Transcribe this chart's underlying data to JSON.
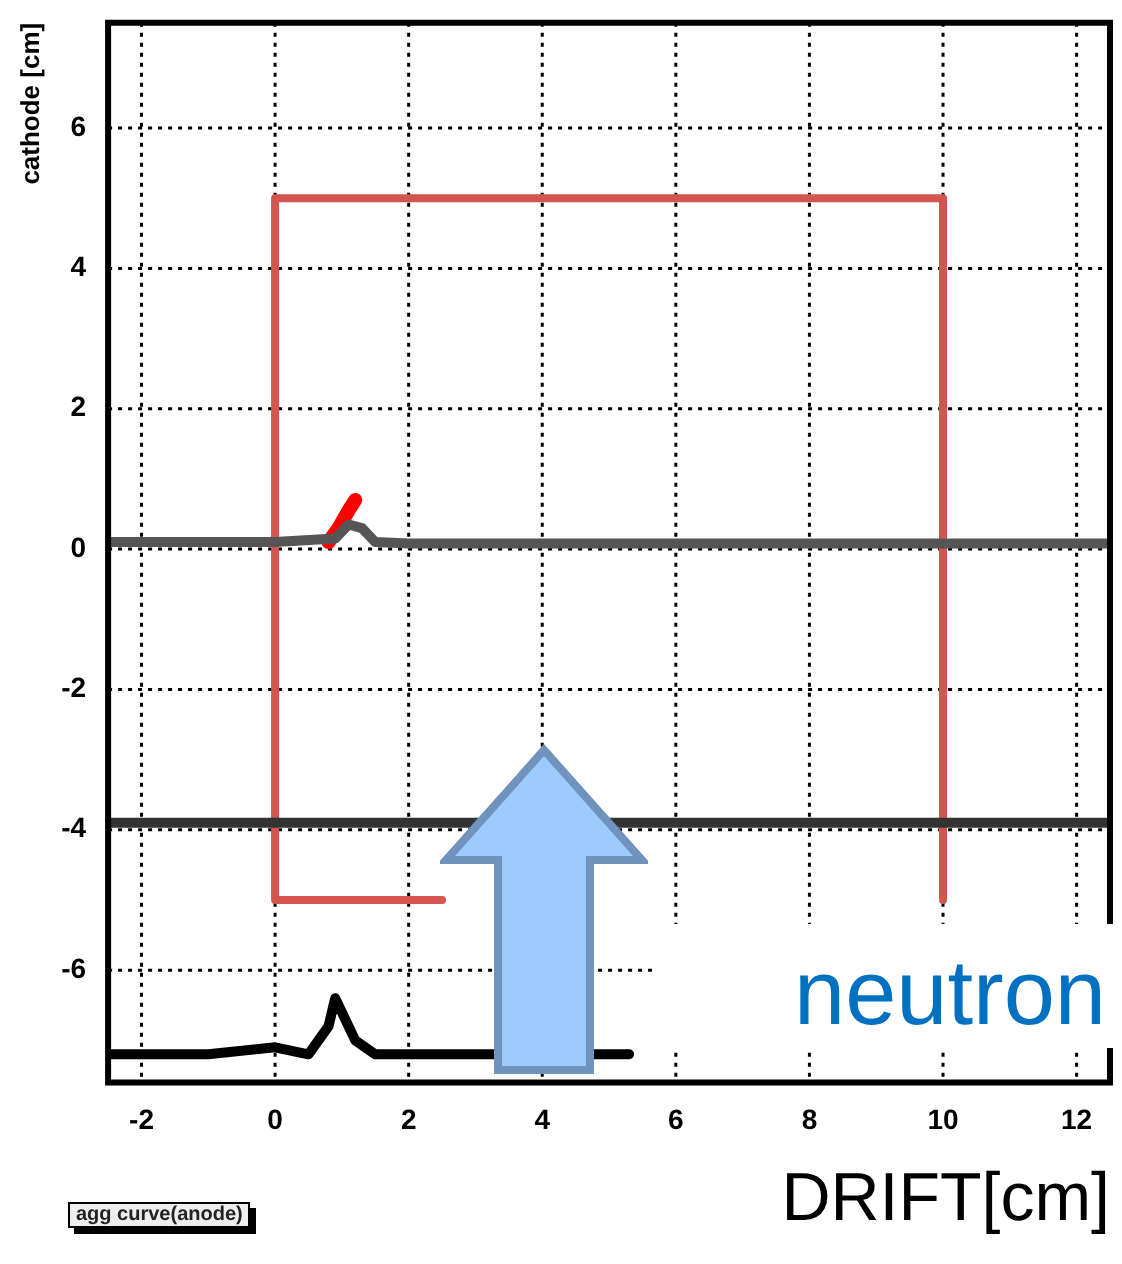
{
  "chart_data": {
    "type": "line",
    "xlabel": "DRIFT[cm]",
    "ylabel": "cathode [cm]",
    "xlim": [
      -2.5,
      12.5
    ],
    "ylim": [
      -7.6,
      7.5
    ],
    "xticks": [
      -2,
      0,
      2,
      4,
      6,
      8,
      10,
      12
    ],
    "yticks": [
      -6,
      -4,
      -2,
      0,
      2,
      4,
      6
    ],
    "grid": true,
    "legend": false,
    "marker": "none",
    "series": [
      {
        "color": "#555555",
        "x": [
          -2.5,
          0,
          0.9,
          1.1,
          1.3,
          1.5,
          2,
          4,
          6,
          8,
          10,
          12.5
        ],
        "values": [
          0.1,
          0.1,
          0.15,
          0.35,
          0.3,
          0.1,
          0.08,
          0.08,
          0.08,
          0.08,
          0.08,
          0.08
        ]
      },
      {
        "color": "#ff0000",
        "x": [
          0.8,
          0.95,
          1.1,
          1.2
        ],
        "values": [
          0.1,
          0.3,
          0.55,
          0.7
        ]
      },
      {
        "color": "#333333",
        "x": [
          -2.5,
          0,
          2,
          2.5,
          5.5,
          6,
          8,
          10,
          12.5
        ],
        "values": [
          -3.9,
          -3.9,
          -3.9,
          -3.9,
          -3.9,
          -3.9,
          -3.9,
          -3.9,
          -3.9
        ]
      },
      {
        "color": "#000000",
        "x": [
          -2.5,
          -1,
          0,
          0.5,
          0.8,
          0.9,
          1.0,
          1.2,
          1.5,
          2,
          2.8,
          5.3
        ],
        "values": [
          -7.2,
          -7.2,
          -7.1,
          -7.2,
          -6.8,
          -6.4,
          -6.6,
          -7.0,
          -7.2,
          -7.2,
          -7.2,
          -7.2
        ]
      },
      {
        "color": "#d45550",
        "x": [
          10,
          10,
          0,
          0,
          2.5
        ],
        "values": [
          -5,
          5,
          5,
          -5,
          -5
        ]
      }
    ],
    "annotations": [
      "neutron",
      "agg curve(anode)"
    ]
  }
}
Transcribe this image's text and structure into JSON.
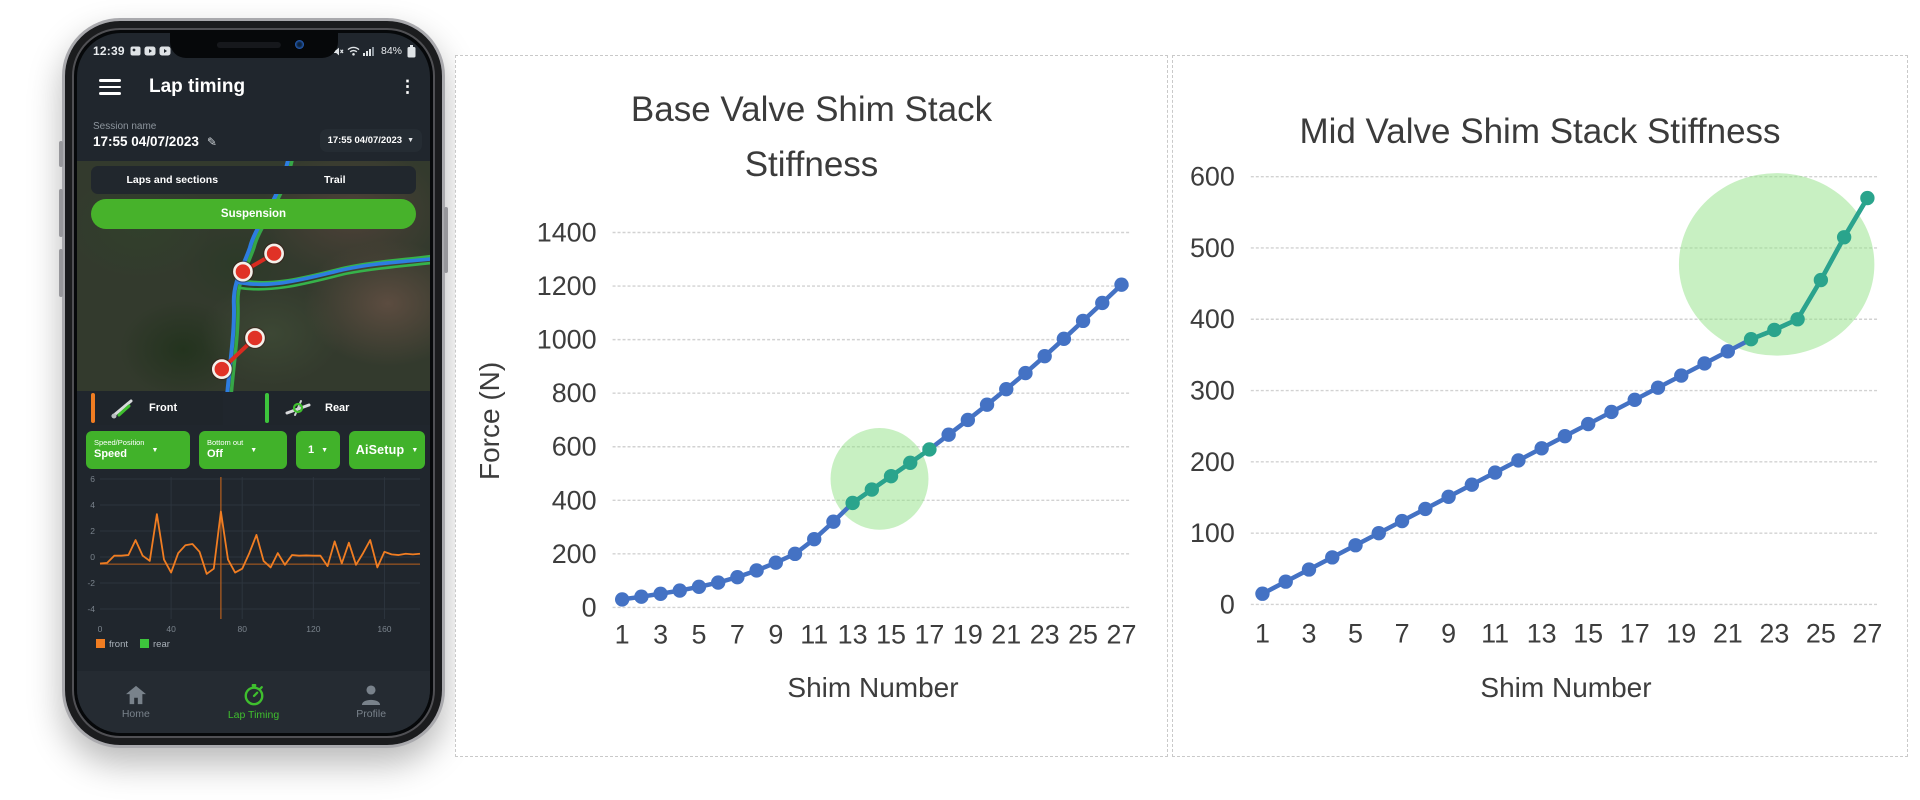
{
  "glyphs": {
    "caret_down": "▼",
    "pencil": "✎",
    "kebab": "⋮",
    "dot": "•"
  },
  "phone": {
    "status_bar": {
      "time": "12:39",
      "battery_percent": "84%",
      "left_icons": [
        "gallery-icon",
        "play-icon",
        "play-icon",
        "dot"
      ],
      "right_icons": [
        "alarm-icon",
        "mute-icon",
        "wifi-icon",
        "signal-icon",
        "battery-icon"
      ]
    },
    "app_bar": {
      "title": "Lap timing"
    },
    "session": {
      "label": "Session name",
      "name": "17:55 04/07/2023",
      "selected_session": "17:55 04/07/2023"
    },
    "top_tabs": [
      {
        "label": "Laps and sections"
      },
      {
        "label": "Trail"
      }
    ],
    "suspension_button_label": "Suspension",
    "sensor_tabs": [
      {
        "label": "Front",
        "accent": "#f07d22",
        "icon": "front-fork-icon"
      },
      {
        "label": "Rear",
        "accent": "#3dc43c",
        "icon": "rear-shock-icon"
      }
    ],
    "dropdowns": [
      {
        "label": "Speed/Position",
        "value": "Speed"
      },
      {
        "label": "Bottom out",
        "value": "Off"
      },
      {
        "label": "",
        "value": "1"
      },
      {
        "label": "",
        "value": "AiSetup"
      }
    ],
    "mini_chart": {
      "y_tick_labels": [
        "6",
        "4",
        "2",
        "0",
        "-2",
        "-4"
      ],
      "x_tick_labels": [
        "0",
        "40",
        "80",
        "120",
        "160"
      ],
      "x_max": 180,
      "x_step": 4,
      "cursor_x": 68,
      "baseline_value": -0.55,
      "front_trace": [
        -0.5,
        -0.45,
        0.1,
        0.1,
        0.15,
        1.3,
        0.1,
        -0.3,
        3.3,
        -0.2,
        -1.2,
        0.3,
        0.9,
        1.0,
        0.4,
        -1.3,
        -0.9,
        3.5,
        -0.2,
        -1.2,
        -0.9,
        0.3,
        1.7,
        -0.3,
        -0.8,
        0.3,
        -0.6,
        0.15,
        0.1,
        0.12,
        0.1,
        0.1,
        -0.7,
        1.2,
        -0.5,
        1.1,
        -0.6,
        0.3,
        1.3,
        -0.8,
        0.4,
        0.2,
        0.15,
        0.25,
        0.2,
        0.25
      ],
      "legend": [
        {
          "label": "front",
          "color": "#f07d22"
        },
        {
          "label": "rear",
          "color": "#3dc43c"
        }
      ]
    },
    "bottom_nav": [
      {
        "label": "Home",
        "icon": "home-icon",
        "active": false
      },
      {
        "label": "Lap Timing",
        "icon": "stopwatch-icon",
        "active": true
      },
      {
        "label": "Profile",
        "icon": "profile-icon",
        "active": false
      }
    ],
    "colors": {
      "green": "#45b22b",
      "orange": "#f07d22",
      "screen_bg": "#20262d",
      "dark_pill": "#262d34"
    }
  },
  "chart_data": [
    {
      "type": "line",
      "title": "Base Valve Shim Stack Stiffness",
      "title_lines": [
        "Base Valve Shim Stack",
        "Stiffness"
      ],
      "xlabel": "Shim Number",
      "ylabel": "Force (N)",
      "x": [
        1,
        2,
        3,
        4,
        5,
        6,
        7,
        8,
        9,
        10,
        11,
        12,
        13,
        14,
        15,
        16,
        17,
        18,
        19,
        20,
        21,
        22,
        23,
        24,
        25,
        26,
        27
      ],
      "values": [
        30,
        40,
        51,
        63,
        77,
        93,
        113,
        138,
        167,
        200,
        255,
        320,
        390,
        440,
        490,
        540,
        590,
        645,
        700,
        757,
        815,
        875,
        938,
        1003,
        1070,
        1137,
        1205
      ],
      "ylim": [
        0,
        1400
      ],
      "ytick_step": 200,
      "y_tick_labels": [
        "0",
        "200",
        "400",
        "600",
        "800",
        "1000",
        "1200",
        "1400"
      ],
      "x_tick_labels": [
        "1",
        "3",
        "5",
        "7",
        "9",
        "11",
        "13",
        "15",
        "17",
        "19",
        "21",
        "23",
        "25",
        "27"
      ],
      "point_color": "#4472c4",
      "highlight_color": "#2aa48c",
      "highlight_fill": "rgba(146,226,134,0.5)",
      "highlight_points": {
        "from_shim": 13,
        "to_shim": 17
      },
      "highlight_circle": {
        "shim": 14.4,
        "value": 480,
        "rx_shims": 2.55,
        "ry_values": 190
      },
      "grid": true,
      "legend_position": "none"
    },
    {
      "type": "line",
      "title": "Mid Valve Shim Stack Stiffness",
      "title_lines": [
        "Mid Valve Shim Stack Stiffness"
      ],
      "xlabel": "Shim Number",
      "ylabel": "",
      "x": [
        1,
        2,
        3,
        4,
        5,
        6,
        7,
        8,
        9,
        10,
        11,
        12,
        13,
        14,
        15,
        16,
        17,
        18,
        19,
        20,
        21,
        22,
        23,
        24,
        25,
        26,
        27
      ],
      "values": [
        15,
        32,
        49,
        66,
        83,
        100,
        117,
        134,
        151,
        168,
        185,
        202,
        219,
        236,
        253,
        270,
        287,
        304,
        321,
        338,
        355,
        372,
        385,
        400,
        455,
        515,
        570
      ],
      "ylim": [
        0,
        600
      ],
      "ytick_step": 100,
      "y_tick_labels": [
        "0",
        "100",
        "200",
        "300",
        "400",
        "500",
        "600"
      ],
      "x_tick_labels": [
        "1",
        "3",
        "5",
        "7",
        "9",
        "11",
        "13",
        "15",
        "17",
        "19",
        "21",
        "23",
        "25",
        "27"
      ],
      "point_color": "#4472c4",
      "highlight_color": "#2aa48c",
      "highlight_fill": "rgba(146,226,134,0.5)",
      "highlight_points": {
        "from_shim": 22,
        "to_shim": 27
      },
      "highlight_circle": {
        "shim": 23.1,
        "value": 477,
        "rx_shims": 4.2,
        "ry_values": 128
      },
      "grid": true,
      "legend_position": "none"
    }
  ]
}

*Stated problem*:
Gather every line from the listing above in which the word "Valve" appears.

*Output for this exercise*:
      "title": "Base Valve Shim Stack Stiffness",
        "Base Valve Shim Stack",
      "title": "Mid Valve Shim Stack Stiffness",
        "Mid Valve Shim Stack Stiffness"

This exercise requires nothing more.